Task statement -
Provide only the number of lines in the records below that include "values".
## begin Data for this exercise
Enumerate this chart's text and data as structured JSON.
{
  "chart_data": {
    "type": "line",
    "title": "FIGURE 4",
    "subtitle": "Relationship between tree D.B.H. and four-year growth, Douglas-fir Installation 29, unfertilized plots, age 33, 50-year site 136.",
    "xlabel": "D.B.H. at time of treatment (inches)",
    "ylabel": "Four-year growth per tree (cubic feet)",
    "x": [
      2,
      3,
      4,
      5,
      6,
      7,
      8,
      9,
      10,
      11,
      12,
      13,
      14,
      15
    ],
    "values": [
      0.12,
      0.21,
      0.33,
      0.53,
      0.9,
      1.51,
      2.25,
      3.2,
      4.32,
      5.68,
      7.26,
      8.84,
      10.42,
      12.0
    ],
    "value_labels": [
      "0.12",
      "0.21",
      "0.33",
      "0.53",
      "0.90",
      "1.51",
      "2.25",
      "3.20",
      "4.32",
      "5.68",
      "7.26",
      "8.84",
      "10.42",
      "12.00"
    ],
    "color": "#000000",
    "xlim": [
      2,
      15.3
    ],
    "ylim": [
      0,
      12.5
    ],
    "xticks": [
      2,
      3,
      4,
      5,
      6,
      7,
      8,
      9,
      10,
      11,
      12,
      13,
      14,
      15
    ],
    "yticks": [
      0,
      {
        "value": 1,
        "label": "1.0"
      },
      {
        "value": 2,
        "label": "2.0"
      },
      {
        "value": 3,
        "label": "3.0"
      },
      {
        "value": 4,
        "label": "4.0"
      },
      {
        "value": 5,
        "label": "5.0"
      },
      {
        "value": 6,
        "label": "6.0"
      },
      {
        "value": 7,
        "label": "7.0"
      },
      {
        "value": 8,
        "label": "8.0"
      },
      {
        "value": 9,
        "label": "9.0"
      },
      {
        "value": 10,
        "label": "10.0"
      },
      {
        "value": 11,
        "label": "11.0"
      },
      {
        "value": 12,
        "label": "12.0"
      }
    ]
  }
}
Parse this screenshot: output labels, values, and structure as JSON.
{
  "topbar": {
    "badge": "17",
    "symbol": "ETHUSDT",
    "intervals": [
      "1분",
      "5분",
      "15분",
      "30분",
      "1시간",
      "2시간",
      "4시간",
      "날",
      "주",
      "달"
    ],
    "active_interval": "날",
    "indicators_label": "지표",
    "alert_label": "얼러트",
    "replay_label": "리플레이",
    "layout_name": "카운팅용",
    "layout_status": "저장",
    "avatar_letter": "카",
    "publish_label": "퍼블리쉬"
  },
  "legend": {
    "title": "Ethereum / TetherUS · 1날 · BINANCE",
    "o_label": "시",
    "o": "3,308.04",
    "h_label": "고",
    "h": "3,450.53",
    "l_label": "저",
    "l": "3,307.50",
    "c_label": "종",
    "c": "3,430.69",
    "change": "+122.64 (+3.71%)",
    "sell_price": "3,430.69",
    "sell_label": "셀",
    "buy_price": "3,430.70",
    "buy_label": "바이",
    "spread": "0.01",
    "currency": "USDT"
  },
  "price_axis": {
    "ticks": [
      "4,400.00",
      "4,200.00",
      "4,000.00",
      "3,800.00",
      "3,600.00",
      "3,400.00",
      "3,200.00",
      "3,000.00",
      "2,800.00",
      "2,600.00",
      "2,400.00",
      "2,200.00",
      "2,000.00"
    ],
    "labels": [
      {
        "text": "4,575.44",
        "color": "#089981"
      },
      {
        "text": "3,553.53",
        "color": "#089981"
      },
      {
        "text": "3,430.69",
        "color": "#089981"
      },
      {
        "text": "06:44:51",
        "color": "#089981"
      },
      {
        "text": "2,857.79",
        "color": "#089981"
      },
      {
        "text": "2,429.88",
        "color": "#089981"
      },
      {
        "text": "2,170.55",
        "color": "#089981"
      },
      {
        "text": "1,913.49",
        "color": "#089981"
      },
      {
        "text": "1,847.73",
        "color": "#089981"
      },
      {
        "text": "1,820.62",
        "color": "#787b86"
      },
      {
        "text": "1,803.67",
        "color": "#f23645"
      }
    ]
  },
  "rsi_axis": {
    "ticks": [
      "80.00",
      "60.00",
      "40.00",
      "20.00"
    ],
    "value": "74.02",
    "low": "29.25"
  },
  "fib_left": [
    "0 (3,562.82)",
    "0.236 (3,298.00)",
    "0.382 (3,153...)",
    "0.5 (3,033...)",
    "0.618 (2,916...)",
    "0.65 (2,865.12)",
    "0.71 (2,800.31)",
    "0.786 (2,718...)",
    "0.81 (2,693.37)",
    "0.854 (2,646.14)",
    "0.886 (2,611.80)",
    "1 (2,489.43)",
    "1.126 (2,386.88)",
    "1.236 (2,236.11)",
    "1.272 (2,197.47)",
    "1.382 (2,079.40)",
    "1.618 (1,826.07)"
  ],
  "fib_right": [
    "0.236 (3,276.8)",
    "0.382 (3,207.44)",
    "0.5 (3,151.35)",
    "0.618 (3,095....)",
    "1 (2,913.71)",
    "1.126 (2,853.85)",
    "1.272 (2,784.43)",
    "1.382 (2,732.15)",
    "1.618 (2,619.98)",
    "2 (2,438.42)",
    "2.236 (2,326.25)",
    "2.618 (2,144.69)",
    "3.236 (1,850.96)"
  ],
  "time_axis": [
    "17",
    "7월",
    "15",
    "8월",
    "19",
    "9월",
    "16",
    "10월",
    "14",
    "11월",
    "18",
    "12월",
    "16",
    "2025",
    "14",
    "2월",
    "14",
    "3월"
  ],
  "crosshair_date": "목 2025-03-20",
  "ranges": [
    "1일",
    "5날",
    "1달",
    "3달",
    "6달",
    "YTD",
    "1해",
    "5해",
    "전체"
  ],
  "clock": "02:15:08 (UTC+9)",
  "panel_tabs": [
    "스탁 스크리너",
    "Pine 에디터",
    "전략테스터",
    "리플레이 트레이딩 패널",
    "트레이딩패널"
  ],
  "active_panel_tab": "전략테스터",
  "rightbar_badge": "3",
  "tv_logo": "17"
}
## end Data for this exercise
Answer for the task -
2